----- INPUT FOR THIS TASK -----
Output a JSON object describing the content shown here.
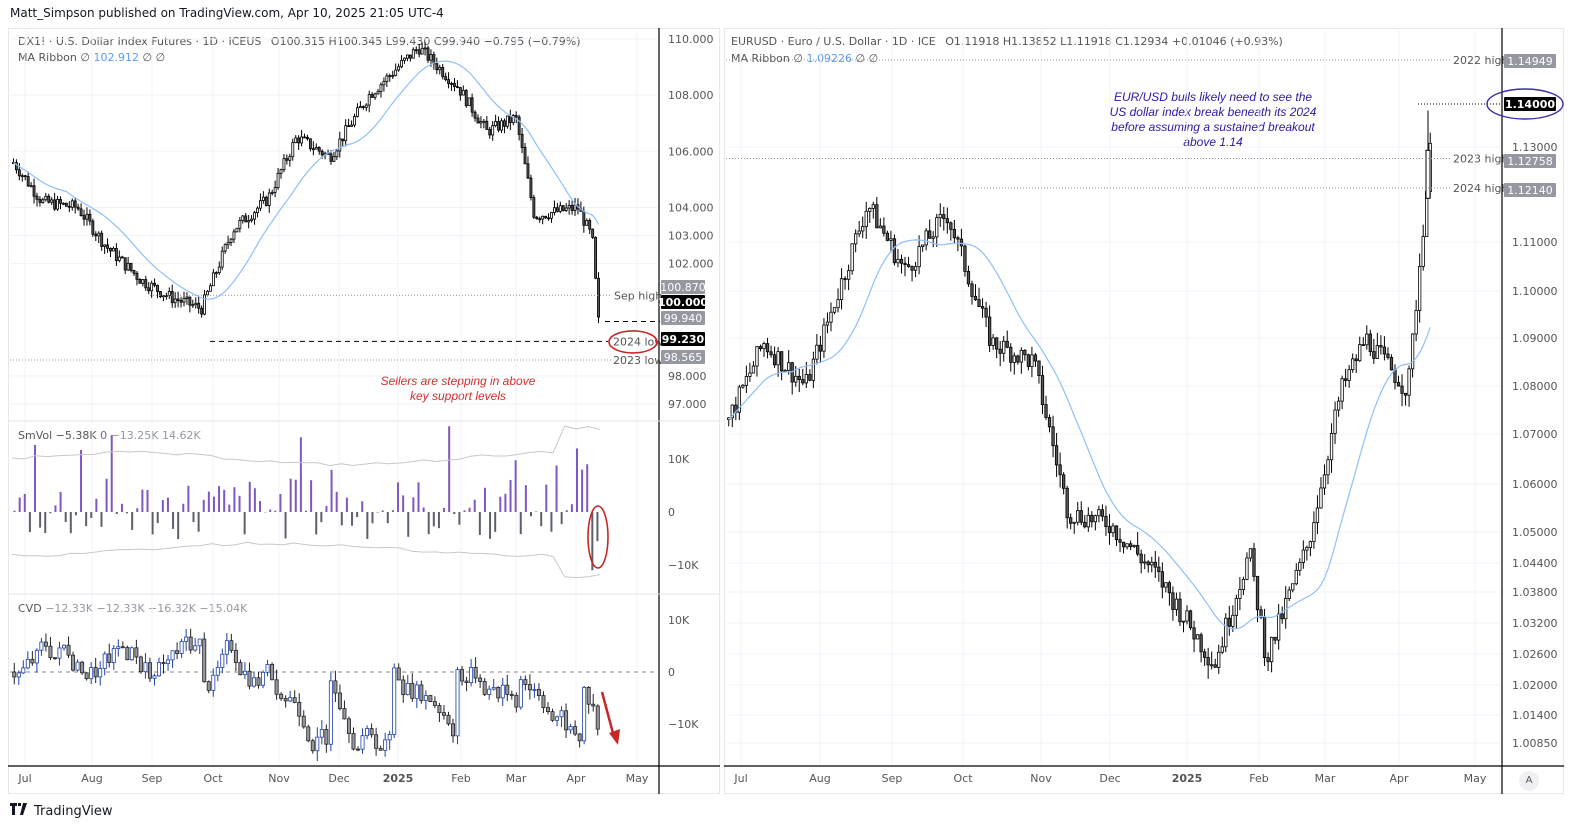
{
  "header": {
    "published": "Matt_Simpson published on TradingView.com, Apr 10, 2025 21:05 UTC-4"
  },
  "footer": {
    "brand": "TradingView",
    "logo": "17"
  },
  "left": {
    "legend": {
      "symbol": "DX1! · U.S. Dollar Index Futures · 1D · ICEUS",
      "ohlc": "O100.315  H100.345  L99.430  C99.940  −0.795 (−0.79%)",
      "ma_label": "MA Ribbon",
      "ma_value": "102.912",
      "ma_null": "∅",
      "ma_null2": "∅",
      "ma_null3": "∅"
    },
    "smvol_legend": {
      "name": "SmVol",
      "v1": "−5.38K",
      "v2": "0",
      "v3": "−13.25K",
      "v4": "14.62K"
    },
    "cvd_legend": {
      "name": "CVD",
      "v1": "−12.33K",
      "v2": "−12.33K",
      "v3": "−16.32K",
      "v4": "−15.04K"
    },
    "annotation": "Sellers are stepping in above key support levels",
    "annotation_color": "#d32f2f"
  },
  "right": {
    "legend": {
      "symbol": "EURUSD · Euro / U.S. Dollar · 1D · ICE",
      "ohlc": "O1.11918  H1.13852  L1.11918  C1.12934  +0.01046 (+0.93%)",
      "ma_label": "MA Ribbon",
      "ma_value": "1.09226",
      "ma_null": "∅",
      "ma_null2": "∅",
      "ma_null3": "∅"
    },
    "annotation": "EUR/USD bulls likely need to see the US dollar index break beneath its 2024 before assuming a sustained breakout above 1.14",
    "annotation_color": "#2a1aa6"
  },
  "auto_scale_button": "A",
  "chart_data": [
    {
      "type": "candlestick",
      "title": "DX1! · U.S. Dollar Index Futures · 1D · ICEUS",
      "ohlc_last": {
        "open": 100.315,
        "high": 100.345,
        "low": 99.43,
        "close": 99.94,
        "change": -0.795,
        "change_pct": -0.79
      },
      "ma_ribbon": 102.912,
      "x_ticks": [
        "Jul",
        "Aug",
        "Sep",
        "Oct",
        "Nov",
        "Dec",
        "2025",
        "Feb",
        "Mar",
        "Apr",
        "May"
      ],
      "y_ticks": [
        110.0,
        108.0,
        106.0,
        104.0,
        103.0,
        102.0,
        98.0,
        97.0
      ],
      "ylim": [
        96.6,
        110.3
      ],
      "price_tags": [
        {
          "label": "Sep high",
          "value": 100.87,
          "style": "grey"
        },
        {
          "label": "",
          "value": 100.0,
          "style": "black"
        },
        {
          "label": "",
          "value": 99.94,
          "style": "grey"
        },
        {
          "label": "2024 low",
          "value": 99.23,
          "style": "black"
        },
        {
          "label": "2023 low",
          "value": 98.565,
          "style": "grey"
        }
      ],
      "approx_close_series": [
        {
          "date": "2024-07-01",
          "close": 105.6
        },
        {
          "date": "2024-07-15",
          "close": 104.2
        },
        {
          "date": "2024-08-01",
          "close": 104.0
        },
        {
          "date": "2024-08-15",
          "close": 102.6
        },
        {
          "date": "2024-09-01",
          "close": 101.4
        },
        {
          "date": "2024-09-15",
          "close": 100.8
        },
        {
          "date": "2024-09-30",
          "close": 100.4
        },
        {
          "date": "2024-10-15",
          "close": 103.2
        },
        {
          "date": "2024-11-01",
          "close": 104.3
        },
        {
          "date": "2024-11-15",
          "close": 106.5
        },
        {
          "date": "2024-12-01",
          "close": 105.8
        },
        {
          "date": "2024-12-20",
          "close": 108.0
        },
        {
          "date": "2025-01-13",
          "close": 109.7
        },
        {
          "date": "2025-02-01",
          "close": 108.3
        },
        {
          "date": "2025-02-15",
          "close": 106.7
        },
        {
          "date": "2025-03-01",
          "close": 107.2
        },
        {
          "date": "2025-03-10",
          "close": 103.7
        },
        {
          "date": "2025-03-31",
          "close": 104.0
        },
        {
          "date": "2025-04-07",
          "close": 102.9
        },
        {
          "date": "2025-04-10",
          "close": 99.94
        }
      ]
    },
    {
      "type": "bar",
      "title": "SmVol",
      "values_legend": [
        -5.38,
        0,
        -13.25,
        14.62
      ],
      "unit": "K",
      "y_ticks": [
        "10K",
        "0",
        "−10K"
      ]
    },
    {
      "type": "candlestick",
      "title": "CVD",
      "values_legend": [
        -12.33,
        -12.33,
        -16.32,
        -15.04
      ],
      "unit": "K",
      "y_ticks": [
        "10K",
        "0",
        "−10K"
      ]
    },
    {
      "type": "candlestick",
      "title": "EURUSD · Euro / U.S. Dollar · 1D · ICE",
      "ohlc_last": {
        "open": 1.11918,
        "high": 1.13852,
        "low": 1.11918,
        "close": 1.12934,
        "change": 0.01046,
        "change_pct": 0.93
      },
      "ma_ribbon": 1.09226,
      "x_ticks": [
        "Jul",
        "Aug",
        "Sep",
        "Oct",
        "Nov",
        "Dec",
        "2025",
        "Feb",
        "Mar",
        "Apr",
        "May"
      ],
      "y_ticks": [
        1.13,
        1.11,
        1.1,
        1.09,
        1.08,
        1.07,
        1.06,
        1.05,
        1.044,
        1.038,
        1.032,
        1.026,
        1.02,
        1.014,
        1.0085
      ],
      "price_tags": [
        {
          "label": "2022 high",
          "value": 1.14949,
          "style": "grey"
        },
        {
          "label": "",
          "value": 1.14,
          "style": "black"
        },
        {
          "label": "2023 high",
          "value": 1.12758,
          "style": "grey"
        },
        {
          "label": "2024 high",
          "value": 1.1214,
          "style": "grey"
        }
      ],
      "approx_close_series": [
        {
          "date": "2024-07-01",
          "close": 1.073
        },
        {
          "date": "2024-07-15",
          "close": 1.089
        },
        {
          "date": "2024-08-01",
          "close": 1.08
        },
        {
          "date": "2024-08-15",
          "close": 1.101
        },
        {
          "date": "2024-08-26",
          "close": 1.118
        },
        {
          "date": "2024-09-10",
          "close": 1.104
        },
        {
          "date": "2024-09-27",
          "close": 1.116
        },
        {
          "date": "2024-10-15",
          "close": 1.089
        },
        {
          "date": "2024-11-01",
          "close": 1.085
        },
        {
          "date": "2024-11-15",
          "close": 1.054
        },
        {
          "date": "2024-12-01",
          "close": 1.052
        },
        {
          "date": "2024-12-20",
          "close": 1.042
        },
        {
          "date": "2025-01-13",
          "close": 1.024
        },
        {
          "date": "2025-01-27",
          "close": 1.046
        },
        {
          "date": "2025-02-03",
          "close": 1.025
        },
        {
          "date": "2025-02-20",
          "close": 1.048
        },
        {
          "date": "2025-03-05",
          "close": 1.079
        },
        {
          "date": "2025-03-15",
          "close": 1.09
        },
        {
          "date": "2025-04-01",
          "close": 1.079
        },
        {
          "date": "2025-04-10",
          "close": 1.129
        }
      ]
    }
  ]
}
-----
▶ _WORK TO BE COMPLETED_: Find the word "TradingView" in the entries, and copy every line it shows up in.

▶ _WRITTEN SOLUTION_:
    "published": "Matt_Simpson published on TradingView.com, Apr 10, 2025 21:05 UTC-4"
    "brand": "TradingView",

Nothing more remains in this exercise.